## start

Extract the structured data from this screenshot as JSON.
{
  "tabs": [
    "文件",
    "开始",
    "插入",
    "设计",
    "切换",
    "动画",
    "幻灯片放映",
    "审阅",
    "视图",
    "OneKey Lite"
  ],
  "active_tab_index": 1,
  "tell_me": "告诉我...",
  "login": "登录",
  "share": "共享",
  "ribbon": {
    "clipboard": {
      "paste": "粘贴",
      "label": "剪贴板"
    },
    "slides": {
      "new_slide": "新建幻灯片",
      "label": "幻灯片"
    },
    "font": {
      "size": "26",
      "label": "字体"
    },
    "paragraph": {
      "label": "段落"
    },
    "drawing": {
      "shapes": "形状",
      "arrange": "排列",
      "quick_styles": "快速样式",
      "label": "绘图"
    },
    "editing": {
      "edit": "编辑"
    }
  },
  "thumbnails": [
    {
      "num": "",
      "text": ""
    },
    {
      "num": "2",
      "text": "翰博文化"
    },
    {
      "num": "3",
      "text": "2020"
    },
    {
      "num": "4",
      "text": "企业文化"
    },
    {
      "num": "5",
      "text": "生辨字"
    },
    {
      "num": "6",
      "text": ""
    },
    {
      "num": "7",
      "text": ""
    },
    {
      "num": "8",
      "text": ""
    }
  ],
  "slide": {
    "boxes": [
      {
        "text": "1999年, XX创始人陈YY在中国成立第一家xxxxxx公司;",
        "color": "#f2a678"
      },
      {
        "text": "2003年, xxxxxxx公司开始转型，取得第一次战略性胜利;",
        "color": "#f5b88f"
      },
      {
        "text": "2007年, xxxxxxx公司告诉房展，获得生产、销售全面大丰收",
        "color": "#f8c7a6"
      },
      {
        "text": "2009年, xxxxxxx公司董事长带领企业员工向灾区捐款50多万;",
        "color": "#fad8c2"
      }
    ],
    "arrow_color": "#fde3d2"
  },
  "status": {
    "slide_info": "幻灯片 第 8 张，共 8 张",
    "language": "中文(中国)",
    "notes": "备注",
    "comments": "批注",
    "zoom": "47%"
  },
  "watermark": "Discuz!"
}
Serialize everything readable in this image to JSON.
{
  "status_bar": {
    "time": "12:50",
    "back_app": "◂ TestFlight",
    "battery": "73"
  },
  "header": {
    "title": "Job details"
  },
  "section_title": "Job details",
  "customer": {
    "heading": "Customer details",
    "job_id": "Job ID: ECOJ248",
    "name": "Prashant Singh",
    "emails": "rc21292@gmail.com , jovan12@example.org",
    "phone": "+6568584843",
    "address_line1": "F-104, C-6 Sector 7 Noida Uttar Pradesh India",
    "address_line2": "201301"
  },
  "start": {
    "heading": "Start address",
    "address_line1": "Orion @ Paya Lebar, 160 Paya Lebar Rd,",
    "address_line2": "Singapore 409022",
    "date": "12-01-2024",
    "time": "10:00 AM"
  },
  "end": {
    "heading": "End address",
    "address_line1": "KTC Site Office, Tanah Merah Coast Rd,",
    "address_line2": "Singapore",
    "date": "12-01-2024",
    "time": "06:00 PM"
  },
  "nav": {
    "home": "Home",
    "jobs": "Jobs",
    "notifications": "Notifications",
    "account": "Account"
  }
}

## end

## Work to be completed
Extract the lines above from the one containing "Serialize everything readable" to the last line, both included, exactly as written.

## Result of the exercise
Serialize everything readable in this image to JSON.
{
  "status_bar": {
    "time": "12:50",
    "back_app": "◂ TestFlight",
    "battery": "73"
  },
  "header": {
    "title": "Job details"
  },
  "section_title": "Job details",
  "customer": {
    "heading": "Customer details",
    "job_id": "Job ID: ECOJ248",
    "name": "Prashant Singh",
    "emails": "rc21292@gmail.com , jovan12@example.org",
    "phone": "+6568584843",
    "address_line1": "F-104, C-6 Sector 7 Noida Uttar Pradesh India",
    "address_line2": "201301"
  },
  "start": {
    "heading": "Start address",
    "address_line1": "Orion @ Paya Lebar, 160 Paya Lebar Rd,",
    "address_line2": "Singapore 409022",
    "date": "12-01-2024",
    "time": "10:00 AM"
  },
  "end": {
    "heading": "End address",
    "address_line1": "KTC Site Office, Tanah Merah Coast Rd,",
    "address_line2": "Singapore",
    "date": "12-01-2024",
    "time": "06:00 PM"
  },
  "nav": {
    "home": "Home",
    "jobs": "Jobs",
    "notifications": "Notifications",
    "account": "Account"
  }
}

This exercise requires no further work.